Could you rewrite the passage on the 1999–2000 EuroLeague Women, starting with "The 1999–2000 Euroleague" and going on through "the Final Four.", swapping "Final Four" for "final tournament" everywhere it appears?

_SOURCE TEXT_
════════
= 1999–2000 EuroLeague Women =

Basketball competition

The 1999–2000 Euroleague Women was the fourth edition of the Euroleague era of FIBA's premier international competition for European women's basketball clubs. It ran between 22 September 1999 and 6 April 2000.

Defending champion and Final Four host MBK Ruzomberok won its second title beating former champion Bourges Basket in the final. BK Brno and Dynamo Moscow also reached the Final Four.
════════
_Document understanding data_

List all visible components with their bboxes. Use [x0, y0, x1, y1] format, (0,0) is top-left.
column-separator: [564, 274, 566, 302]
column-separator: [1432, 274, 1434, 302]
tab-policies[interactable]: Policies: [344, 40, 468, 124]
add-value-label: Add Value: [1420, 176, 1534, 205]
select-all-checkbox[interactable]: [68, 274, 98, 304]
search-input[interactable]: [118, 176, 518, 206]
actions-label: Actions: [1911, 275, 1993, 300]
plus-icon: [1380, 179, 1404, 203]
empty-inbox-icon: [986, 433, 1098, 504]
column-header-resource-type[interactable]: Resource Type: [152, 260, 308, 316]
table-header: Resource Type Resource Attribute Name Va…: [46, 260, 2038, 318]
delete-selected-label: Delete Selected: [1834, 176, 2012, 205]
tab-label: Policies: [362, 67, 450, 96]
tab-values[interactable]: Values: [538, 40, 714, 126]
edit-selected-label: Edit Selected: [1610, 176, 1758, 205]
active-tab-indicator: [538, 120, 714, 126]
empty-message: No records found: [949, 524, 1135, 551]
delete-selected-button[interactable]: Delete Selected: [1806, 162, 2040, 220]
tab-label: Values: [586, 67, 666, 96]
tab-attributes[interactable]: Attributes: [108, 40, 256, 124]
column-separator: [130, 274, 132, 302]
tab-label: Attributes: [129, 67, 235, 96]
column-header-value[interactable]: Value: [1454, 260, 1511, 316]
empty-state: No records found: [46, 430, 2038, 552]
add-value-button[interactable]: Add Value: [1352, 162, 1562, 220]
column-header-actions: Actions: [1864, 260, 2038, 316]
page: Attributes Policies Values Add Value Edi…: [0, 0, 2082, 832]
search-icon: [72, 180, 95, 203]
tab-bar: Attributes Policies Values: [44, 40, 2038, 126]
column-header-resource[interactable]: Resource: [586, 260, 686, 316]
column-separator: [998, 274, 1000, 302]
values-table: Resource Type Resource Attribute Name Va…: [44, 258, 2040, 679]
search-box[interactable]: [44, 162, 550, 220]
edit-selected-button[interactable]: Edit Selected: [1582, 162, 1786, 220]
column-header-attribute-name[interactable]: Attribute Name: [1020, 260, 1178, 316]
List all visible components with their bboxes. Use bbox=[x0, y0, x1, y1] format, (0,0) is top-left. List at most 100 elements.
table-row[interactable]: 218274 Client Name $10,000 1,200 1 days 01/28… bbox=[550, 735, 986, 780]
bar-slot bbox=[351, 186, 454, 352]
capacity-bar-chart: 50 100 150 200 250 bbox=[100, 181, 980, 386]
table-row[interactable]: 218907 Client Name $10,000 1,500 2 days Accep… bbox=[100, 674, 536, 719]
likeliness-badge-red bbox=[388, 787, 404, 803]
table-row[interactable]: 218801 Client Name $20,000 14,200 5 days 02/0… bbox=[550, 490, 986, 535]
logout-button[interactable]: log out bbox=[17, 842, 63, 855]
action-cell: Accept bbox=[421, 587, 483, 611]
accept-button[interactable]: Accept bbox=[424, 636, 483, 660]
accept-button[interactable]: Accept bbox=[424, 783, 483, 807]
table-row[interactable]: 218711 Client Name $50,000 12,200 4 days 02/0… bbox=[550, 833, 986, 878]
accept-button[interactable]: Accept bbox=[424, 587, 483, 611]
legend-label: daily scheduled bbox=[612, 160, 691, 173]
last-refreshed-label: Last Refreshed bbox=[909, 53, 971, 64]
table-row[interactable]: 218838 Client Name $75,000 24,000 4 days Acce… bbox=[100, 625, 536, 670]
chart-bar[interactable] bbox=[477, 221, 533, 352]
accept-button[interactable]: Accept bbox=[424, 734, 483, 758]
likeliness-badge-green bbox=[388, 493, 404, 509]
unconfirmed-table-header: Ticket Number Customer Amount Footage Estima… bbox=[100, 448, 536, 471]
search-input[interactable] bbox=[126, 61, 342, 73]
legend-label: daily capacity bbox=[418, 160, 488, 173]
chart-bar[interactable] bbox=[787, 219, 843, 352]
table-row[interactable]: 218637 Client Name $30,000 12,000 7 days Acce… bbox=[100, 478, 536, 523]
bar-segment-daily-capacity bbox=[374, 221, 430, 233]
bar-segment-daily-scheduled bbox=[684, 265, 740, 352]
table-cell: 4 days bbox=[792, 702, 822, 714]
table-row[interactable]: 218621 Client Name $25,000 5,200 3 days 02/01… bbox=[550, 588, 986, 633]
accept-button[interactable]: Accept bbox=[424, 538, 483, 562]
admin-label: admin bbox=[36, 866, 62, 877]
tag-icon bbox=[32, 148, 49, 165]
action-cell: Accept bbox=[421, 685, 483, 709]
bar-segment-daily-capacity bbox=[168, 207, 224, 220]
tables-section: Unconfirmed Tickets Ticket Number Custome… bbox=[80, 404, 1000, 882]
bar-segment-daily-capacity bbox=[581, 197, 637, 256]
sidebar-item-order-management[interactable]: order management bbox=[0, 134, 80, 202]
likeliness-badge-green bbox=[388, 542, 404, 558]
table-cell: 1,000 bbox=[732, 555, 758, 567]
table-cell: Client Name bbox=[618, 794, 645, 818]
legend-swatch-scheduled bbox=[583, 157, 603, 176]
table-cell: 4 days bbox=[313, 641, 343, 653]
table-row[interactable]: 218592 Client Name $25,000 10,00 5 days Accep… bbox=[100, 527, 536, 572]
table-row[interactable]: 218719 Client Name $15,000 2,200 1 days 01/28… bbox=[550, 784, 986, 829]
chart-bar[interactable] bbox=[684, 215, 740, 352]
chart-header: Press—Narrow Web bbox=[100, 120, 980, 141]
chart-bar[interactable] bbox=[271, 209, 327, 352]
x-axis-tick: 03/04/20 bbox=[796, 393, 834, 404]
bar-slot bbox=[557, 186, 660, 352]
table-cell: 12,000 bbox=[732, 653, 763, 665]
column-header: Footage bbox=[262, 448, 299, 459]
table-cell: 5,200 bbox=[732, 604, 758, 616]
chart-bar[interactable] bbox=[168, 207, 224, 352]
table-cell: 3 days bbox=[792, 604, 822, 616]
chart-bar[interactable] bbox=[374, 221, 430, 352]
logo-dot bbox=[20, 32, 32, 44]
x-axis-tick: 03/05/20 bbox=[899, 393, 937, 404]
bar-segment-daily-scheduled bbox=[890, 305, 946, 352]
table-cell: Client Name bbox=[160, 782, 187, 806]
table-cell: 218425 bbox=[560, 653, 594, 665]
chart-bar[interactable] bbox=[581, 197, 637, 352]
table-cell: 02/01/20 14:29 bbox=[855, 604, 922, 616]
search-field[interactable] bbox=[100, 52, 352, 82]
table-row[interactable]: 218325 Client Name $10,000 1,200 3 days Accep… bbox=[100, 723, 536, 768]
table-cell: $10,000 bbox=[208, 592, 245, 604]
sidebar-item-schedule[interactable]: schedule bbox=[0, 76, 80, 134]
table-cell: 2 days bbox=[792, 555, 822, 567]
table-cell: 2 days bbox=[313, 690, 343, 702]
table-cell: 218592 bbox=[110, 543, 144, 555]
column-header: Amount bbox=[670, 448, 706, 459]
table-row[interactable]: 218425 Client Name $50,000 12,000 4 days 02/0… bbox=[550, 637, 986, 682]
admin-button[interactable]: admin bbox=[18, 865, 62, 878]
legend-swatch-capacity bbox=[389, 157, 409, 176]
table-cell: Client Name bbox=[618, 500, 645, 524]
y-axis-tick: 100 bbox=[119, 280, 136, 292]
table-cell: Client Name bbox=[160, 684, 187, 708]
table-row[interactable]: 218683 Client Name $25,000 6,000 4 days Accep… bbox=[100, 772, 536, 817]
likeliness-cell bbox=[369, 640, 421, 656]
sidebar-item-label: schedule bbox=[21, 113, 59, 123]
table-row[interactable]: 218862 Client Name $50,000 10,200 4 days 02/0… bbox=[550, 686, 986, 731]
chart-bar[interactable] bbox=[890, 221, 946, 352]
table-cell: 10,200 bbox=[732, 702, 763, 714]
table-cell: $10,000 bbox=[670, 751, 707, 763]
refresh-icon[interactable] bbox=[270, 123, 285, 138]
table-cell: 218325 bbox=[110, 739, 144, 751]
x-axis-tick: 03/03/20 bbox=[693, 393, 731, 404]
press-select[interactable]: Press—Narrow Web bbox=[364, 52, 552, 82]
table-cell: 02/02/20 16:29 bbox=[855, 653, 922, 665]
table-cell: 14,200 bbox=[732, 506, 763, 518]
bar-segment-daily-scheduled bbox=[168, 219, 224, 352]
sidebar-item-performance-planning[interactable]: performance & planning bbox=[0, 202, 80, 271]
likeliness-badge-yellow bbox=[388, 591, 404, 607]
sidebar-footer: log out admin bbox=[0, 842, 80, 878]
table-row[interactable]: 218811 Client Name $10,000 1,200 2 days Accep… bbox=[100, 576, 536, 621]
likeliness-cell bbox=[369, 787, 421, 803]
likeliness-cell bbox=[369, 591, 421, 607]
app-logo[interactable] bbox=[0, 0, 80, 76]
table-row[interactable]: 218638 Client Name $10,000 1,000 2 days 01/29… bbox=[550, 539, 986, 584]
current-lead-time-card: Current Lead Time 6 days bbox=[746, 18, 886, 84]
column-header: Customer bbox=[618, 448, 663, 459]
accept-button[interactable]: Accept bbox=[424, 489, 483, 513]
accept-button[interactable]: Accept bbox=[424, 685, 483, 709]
════════
_SOLUTION TO THIS EXERCISE_
The 1999–2000 Euroleague Women was the fourth edition of the Euroleague era of FIBA's premier international competition for European women's basketball clubs. It ran between 22 September 1999 and 6 April 2000.

Defending champion and final tournament host MBK Ruzomberok won its second title beating former champion Bourges Basket in the final. BK Brno and Dynamo Moscow also reached the final tournament.